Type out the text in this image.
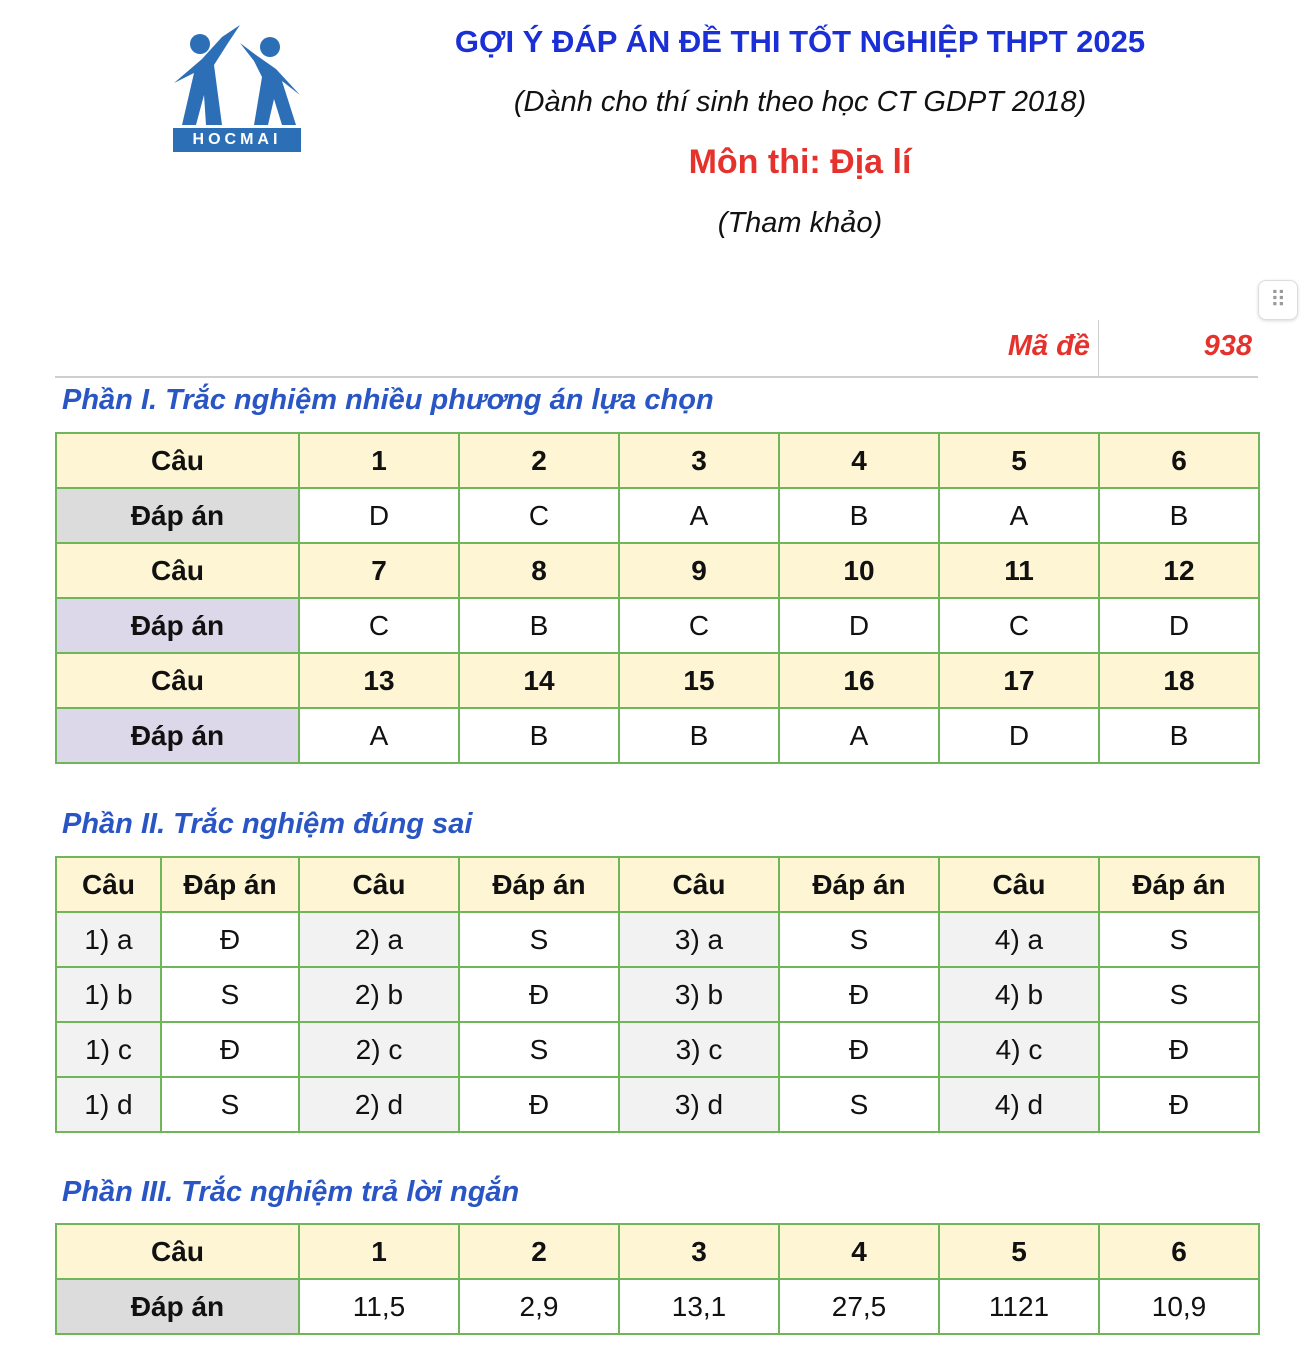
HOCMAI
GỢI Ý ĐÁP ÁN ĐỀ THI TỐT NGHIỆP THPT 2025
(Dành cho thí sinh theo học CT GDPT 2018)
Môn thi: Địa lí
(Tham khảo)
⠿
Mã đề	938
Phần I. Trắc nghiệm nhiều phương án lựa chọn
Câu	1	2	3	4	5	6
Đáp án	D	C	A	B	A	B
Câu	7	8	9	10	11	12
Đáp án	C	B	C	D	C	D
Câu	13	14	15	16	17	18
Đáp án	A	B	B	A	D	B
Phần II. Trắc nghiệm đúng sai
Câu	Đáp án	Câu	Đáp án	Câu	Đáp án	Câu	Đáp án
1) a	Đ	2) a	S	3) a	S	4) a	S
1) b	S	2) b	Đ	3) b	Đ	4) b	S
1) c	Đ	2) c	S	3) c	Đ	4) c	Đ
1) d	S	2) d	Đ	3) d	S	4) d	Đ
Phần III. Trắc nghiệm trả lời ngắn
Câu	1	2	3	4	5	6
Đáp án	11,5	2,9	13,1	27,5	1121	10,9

----

## Task statement
Extract the entries in full, exactly as they are, minus the pictures.

## Output for this exercise
Type out the text in this image.
HOCMAI
GỢI Ý ĐÁP ÁN ĐỀ THI TỐT NGHIỆP THPT 2025
(Dành cho thí sinh theo học CT GDPT 2018)
Môn thi: Địa lí
(Tham khảo)
⠿
Mã đề	938
Phần I. Trắc nghiệm nhiều phương án lựa chọn
Câu	1	2	3	4	5	6
Đáp án	D	C	A	B	A	B
Câu	7	8	9	10	11	12
Đáp án	C	B	C	D	C	D
Câu	13	14	15	16	17	18
Đáp án	A	B	B	A	D	B
Phần II. Trắc nghiệm đúng sai
Câu	Đáp án	Câu	Đáp án	Câu	Đáp án	Câu	Đáp án
1) a	Đ	2) a	S	3) a	S	4) a	S
1) b	S	2) b	Đ	3) b	Đ	4) b	S
1) c	Đ	2) c	S	3) c	Đ	4) c	Đ
1) d	S	2) d	Đ	3) d	S	4) d	Đ
Phần III. Trắc nghiệm trả lời ngắn
Câu	1	2	3	4	5	6
Đáp án	11,5	2,9	13,1	27,5	1121	10,9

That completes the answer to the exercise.